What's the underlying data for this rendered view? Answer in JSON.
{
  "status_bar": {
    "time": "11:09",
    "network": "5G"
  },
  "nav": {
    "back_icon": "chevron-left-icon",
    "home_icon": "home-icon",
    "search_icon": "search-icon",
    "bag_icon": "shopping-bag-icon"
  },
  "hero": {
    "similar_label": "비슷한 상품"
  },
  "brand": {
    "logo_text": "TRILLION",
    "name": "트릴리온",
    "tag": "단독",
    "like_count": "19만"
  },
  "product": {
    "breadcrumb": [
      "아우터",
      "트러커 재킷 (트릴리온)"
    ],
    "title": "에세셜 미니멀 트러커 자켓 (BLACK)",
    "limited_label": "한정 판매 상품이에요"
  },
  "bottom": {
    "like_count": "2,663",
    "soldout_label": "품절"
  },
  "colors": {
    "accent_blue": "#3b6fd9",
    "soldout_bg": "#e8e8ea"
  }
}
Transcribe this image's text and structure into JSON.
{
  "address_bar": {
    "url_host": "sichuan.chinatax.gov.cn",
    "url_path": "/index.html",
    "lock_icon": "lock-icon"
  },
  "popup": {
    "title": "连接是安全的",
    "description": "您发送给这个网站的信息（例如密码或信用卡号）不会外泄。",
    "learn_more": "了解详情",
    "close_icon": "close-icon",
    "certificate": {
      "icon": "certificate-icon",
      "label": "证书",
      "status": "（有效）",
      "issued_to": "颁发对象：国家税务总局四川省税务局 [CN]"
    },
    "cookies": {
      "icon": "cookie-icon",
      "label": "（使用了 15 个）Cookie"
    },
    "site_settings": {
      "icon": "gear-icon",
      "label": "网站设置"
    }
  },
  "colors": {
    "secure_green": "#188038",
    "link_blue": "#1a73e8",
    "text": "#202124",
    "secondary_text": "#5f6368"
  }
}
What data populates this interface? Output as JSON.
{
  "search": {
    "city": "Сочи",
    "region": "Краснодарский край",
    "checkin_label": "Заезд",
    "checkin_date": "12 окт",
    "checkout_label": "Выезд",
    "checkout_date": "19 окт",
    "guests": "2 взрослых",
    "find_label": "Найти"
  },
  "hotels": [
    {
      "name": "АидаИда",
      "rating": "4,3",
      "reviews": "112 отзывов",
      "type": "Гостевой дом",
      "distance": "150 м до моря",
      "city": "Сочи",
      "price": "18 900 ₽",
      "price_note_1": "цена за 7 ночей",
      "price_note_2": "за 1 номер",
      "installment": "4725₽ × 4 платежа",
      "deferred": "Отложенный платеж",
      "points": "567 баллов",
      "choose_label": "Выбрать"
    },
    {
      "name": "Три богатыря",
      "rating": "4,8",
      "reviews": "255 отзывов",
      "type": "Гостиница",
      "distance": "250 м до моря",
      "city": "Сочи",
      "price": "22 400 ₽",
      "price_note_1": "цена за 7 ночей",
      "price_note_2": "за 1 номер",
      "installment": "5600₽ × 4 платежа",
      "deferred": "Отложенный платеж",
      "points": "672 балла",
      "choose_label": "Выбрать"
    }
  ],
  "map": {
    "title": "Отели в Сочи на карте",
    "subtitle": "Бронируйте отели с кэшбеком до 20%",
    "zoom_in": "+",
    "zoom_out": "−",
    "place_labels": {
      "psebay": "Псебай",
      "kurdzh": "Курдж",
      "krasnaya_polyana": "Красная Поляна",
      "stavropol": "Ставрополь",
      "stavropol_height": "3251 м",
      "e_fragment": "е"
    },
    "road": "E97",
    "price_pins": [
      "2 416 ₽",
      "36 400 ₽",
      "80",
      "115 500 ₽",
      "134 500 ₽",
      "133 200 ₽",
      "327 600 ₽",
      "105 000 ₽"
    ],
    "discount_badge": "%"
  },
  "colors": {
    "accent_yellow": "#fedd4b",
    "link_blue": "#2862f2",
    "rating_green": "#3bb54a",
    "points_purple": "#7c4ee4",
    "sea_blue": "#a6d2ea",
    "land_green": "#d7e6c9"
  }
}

- PROMPT: The records above need to be transcribed in full. Keep every character unchanged.

- ANSWER TO THIS EXERCISE:
What's the underlying data for this rendered view? Answer in JSON.
{
  "status_bar": {
    "time": "11:09",
    "network": "5G"
  },
  "nav": {
    "back_icon": "chevron-left-icon",
    "home_icon": "home-icon",
    "search_icon": "search-icon",
    "bag_icon": "shopping-bag-icon"
  },
  "hero": {
    "similar_label": "비슷한 상품"
  },
  "brand": {
    "logo_text": "TRILLION",
    "name": "트릴리온",
    "tag": "단독",
    "like_count": "19만"
  },
  "product": {
    "breadcrumb": [
      "아우터",
      "트러커 재킷 (트릴리온)"
    ],
    "title": "에세셜 미니멀 트러커 자켓 (BLACK)",
    "limited_label": "한정 판매 상품이에요"
  },
  "bottom": {
    "like_count": "2,663",
    "soldout_label": "품절"
  },
  "colors": {
    "accent_blue": "#3b6fd9",
    "soldout_bg": "#e8e8ea"
  }
}
Transcribe this image's text and structure into JSON.
{
  "address_bar": {
    "url_host": "sichuan.chinatax.gov.cn",
    "url_path": "/index.html",
    "lock_icon": "lock-icon"
  },
  "popup": {
    "title": "连接是安全的",
    "description": "您发送给这个网站的信息（例如密码或信用卡号）不会外泄。",
    "learn_more": "了解详情",
    "close_icon": "close-icon",
    "certificate": {
      "icon": "certificate-icon",
      "label": "证书",
      "status": "（有效）",
      "issued_to": "颁发对象：国家税务总局四川省税务局 [CN]"
    },
    "cookies": {
      "icon": "cookie-icon",
      "label": "（使用了 15 个）Cookie"
    },
    "site_settings": {
      "icon": "gear-icon",
      "label": "网站设置"
    }
  },
  "colors": {
    "secure_green": "#188038",
    "link_blue": "#1a73e8",
    "text": "#202124",
    "secondary_text": "#5f6368"
  }
}
What data populates this interface? Output as JSON.
{
  "search": {
    "city": "Сочи",
    "region": "Краснодарский край",
    "checkin_label": "Заезд",
    "checkin_date": "12 окт",
    "checkout_label": "Выезд",
    "checkout_date": "19 окт",
    "guests": "2 взрослых",
    "find_label": "Найти"
  },
  "hotels": [
    {
      "name": "АидаИда",
      "rating": "4,3",
      "reviews": "112 отзывов",
      "type": "Гостевой дом",
      "distance": "150 м до моря",
      "city": "Сочи",
      "price": "18 900 ₽",
      "price_note_1": "цена за 7 ночей",
      "price_note_2": "за 1 номер",
      "installment": "4725₽ × 4 платежа",
      "deferred": "Отложенный платеж",
      "points": "567 баллов",
      "choose_label": "Выбрать"
    },
    {
      "name": "Три богатыря",
      "rating": "4,8",
      "reviews": "255 отзывов",
      "type": "Гостиница",
      "distance": "250 м до моря",
      "city": "Сочи",
      "price": "22 400 ₽",
      "price_note_1": "цена за 7 ночей",
      "price_note_2": "за 1 номер",
      "installment": "5600₽ × 4 платежа",
      "deferred": "Отложенный платеж",
      "points": "672 балла",
      "choose_label": "Выбрать"
    }
  ],
  "map": {
    "title": "Отели в Сочи на карте",
    "subtitle": "Бронируйте отели с кэшбеком до 20%",
    "zoom_in": "+",
    "zoom_out": "−",
    "place_labels": {
      "psebay": "Псебай",
      "kurdzh": "Курдж",
      "krasnaya_polyana": "Красная Поляна",
      "stavropol": "Ставрополь",
      "stavropol_height": "3251 м",
      "e_fragment": "е"
    },
    "road": "E97",
    "price_pins": [
      "2 416 ₽",
      "36 400 ₽",
      "80",
      "115 500 ₽",
      "134 500 ₽",
      "133 200 ₽",
      "327 600 ₽",
      "105 000 ₽"
    ],
    "discount_badge": "%"
  },
  "colors": {
    "accent_yellow": "#fedd4b",
    "link_blue": "#2862f2",
    "rating_green": "#3bb54a",
    "points_purple": "#7c4ee4",
    "sea_blue": "#a6d2ea",
    "land_green": "#d7e6c9"
  }
}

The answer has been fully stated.